→ WORK TO COMPLETE
In the material below, list every line carrying the string "empíricamente".

→ DATA EXCERPTS
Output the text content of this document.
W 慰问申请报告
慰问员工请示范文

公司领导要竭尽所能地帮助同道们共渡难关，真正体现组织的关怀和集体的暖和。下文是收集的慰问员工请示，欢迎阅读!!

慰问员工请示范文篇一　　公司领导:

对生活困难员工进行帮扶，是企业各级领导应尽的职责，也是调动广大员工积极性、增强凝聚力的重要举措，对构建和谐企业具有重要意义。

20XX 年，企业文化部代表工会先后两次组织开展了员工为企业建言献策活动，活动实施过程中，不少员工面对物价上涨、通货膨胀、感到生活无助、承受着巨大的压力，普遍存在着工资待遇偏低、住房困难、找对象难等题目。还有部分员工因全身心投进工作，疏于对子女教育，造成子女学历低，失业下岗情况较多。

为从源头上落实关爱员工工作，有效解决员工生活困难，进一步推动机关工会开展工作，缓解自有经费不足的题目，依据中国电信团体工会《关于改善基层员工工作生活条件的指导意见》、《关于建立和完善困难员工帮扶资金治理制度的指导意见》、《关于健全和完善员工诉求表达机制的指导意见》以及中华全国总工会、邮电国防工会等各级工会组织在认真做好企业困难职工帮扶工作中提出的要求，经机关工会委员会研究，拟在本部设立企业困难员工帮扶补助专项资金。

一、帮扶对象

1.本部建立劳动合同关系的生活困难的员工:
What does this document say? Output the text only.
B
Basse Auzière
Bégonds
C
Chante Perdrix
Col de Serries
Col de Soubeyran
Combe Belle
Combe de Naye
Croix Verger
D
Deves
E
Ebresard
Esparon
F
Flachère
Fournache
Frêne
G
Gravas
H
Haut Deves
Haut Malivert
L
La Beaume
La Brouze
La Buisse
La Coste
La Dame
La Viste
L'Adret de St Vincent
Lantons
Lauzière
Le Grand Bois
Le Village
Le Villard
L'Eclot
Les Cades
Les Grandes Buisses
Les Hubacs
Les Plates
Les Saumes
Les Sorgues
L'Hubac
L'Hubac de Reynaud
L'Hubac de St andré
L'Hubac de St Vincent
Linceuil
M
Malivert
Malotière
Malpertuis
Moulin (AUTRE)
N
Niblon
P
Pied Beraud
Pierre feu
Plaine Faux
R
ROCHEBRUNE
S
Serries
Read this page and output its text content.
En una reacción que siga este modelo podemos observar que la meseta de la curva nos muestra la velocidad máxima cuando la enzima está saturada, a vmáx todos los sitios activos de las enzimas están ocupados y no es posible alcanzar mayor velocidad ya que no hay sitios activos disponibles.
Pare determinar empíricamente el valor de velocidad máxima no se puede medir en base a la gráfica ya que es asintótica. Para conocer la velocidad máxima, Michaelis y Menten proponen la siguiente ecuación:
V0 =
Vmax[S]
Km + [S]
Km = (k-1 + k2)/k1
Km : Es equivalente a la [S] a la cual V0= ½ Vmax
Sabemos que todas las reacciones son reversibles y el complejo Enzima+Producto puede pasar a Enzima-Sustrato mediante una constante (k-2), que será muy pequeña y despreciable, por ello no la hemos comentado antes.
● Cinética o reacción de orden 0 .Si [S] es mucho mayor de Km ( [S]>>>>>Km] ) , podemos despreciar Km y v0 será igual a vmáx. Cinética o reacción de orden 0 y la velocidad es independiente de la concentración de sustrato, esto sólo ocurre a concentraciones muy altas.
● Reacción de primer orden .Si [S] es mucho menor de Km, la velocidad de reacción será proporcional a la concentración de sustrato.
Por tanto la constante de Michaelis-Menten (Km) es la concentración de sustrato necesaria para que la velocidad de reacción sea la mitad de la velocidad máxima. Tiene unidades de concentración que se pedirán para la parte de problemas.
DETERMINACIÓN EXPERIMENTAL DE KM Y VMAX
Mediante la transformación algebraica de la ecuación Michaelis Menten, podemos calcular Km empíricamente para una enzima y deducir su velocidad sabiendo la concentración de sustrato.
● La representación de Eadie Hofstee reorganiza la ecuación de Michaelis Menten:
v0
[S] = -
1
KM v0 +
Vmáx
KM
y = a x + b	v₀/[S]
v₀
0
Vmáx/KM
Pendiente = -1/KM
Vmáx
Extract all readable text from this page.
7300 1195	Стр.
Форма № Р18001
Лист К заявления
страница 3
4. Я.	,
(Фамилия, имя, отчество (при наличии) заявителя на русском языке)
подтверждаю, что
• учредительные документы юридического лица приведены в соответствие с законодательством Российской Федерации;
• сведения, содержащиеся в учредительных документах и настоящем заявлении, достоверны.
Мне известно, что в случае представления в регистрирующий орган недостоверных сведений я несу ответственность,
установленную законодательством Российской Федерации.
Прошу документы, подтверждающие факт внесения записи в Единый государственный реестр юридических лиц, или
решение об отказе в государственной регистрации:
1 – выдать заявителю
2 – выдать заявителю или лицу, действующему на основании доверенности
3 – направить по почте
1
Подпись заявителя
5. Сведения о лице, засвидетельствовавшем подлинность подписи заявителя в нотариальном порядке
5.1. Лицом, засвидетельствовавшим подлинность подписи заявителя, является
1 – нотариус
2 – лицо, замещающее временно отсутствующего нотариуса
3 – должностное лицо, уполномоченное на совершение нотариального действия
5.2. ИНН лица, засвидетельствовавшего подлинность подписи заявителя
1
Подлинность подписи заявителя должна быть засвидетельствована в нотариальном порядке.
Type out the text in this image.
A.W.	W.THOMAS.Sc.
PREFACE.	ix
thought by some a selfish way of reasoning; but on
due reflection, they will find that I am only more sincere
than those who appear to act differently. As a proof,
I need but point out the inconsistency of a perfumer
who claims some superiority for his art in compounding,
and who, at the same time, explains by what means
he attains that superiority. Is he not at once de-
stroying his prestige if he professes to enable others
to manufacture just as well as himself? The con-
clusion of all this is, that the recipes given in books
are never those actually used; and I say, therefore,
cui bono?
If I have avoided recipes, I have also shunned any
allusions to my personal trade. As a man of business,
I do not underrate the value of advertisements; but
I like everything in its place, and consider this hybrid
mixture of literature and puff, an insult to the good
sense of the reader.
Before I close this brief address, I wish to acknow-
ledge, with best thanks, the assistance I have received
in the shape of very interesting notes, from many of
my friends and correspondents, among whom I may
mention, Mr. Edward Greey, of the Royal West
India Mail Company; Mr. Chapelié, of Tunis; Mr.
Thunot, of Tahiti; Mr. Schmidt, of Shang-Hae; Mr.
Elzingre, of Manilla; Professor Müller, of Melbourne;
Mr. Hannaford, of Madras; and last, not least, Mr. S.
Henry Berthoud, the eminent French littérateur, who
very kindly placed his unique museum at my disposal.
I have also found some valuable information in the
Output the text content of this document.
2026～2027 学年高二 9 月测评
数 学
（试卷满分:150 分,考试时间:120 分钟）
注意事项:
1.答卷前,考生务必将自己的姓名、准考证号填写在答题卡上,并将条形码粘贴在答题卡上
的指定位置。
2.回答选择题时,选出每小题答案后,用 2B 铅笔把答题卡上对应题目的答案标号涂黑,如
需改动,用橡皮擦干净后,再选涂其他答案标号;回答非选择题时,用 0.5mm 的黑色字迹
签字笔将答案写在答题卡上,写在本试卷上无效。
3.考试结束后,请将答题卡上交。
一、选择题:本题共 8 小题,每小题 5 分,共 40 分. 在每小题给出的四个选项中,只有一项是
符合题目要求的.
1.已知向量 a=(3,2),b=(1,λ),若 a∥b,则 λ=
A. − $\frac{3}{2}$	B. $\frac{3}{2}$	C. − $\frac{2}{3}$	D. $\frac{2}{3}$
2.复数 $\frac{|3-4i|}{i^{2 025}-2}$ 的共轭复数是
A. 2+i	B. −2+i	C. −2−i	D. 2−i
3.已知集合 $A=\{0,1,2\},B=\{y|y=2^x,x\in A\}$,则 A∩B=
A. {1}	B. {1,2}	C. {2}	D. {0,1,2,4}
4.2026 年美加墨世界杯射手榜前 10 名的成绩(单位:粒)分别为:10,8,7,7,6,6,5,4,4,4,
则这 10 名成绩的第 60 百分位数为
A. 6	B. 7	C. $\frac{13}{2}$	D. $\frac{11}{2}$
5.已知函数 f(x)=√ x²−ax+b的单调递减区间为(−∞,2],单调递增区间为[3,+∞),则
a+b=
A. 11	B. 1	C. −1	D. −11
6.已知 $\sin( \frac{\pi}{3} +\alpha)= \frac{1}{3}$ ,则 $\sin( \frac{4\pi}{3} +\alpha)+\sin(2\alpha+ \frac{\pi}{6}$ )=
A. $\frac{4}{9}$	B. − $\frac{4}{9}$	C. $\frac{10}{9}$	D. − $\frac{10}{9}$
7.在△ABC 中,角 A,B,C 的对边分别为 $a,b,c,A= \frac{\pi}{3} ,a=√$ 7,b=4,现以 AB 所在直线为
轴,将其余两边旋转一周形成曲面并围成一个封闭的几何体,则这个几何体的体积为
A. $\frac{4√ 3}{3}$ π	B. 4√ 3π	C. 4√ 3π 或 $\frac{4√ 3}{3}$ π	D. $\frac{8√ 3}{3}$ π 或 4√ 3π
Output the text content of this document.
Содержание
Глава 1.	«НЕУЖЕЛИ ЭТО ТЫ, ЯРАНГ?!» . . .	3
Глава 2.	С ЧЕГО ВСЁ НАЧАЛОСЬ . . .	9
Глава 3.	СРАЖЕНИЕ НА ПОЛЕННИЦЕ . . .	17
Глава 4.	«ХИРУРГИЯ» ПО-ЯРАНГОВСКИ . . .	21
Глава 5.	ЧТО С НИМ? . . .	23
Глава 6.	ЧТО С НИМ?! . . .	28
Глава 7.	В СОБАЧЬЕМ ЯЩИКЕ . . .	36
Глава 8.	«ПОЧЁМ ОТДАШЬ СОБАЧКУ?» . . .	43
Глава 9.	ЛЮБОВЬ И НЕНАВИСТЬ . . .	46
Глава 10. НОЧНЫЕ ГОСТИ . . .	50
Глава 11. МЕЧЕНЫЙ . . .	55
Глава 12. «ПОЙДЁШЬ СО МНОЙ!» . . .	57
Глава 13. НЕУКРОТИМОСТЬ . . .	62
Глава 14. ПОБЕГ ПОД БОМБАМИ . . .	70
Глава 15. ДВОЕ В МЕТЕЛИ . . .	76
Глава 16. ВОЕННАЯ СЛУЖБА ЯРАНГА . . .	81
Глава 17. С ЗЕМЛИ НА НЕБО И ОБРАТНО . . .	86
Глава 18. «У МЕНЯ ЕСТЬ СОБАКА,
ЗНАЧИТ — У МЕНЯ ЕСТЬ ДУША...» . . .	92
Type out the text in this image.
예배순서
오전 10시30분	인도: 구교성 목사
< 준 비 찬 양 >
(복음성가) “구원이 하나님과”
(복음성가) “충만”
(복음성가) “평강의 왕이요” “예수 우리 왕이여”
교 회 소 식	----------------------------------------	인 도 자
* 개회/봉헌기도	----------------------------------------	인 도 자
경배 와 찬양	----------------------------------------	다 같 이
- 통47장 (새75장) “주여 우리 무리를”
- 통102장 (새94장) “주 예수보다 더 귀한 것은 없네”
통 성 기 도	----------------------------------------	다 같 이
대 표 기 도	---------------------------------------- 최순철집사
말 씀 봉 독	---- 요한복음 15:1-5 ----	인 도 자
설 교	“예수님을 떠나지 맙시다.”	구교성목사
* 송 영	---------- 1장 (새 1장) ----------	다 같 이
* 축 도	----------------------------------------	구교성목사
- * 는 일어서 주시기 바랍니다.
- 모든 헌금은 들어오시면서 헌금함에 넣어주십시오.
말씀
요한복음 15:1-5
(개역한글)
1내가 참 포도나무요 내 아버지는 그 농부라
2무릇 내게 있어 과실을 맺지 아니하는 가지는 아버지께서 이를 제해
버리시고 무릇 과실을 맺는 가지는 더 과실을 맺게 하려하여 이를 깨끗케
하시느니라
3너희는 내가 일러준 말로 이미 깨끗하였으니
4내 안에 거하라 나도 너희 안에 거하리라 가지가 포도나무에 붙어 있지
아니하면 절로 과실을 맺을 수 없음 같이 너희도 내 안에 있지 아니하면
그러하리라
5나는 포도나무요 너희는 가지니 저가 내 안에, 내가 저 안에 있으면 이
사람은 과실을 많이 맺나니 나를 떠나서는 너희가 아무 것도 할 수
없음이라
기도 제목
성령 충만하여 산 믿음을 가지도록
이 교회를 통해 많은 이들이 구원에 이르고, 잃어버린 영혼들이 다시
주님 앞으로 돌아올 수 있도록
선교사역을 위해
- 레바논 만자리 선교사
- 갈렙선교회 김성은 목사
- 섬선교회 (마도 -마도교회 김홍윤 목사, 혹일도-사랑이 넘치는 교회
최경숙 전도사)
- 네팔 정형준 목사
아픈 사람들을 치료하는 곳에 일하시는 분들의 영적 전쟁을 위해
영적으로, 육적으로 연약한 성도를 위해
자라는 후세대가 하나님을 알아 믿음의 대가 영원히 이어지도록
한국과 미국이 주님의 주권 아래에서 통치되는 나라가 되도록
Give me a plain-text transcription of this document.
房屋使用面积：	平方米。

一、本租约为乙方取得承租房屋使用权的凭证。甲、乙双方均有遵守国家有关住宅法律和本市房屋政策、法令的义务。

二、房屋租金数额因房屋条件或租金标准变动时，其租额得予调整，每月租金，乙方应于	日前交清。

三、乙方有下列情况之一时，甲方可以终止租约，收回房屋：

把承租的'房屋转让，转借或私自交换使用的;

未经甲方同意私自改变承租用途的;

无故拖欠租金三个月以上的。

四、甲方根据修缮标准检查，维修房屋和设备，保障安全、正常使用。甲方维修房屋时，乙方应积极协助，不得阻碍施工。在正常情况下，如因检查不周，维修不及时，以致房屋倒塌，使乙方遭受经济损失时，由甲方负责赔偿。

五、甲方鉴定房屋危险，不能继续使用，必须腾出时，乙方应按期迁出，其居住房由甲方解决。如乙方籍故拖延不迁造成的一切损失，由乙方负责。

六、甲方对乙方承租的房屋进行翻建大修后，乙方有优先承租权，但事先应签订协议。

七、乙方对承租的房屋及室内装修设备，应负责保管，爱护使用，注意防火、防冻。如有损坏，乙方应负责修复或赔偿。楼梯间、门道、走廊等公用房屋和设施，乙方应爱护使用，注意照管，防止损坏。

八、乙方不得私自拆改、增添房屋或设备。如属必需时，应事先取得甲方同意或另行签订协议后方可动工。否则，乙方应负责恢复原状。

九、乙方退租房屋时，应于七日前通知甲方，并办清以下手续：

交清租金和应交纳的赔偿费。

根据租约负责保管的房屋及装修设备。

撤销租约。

→ ANSWER TO THE TASK
Pare determinar empíricamente el valor de velocidad máxima no se puede medir en base a la gráfica ya que es asintótica. Para conocer la velocidad máxima, Michaelis y Menten proponen la siguiente ecuación:
Mediante la transformación algebraica de la ecuación Michaelis Menten, podemos calcular Km empíricamente para una enzima y deducir su velocidad sabiendo la concentración de sustrato.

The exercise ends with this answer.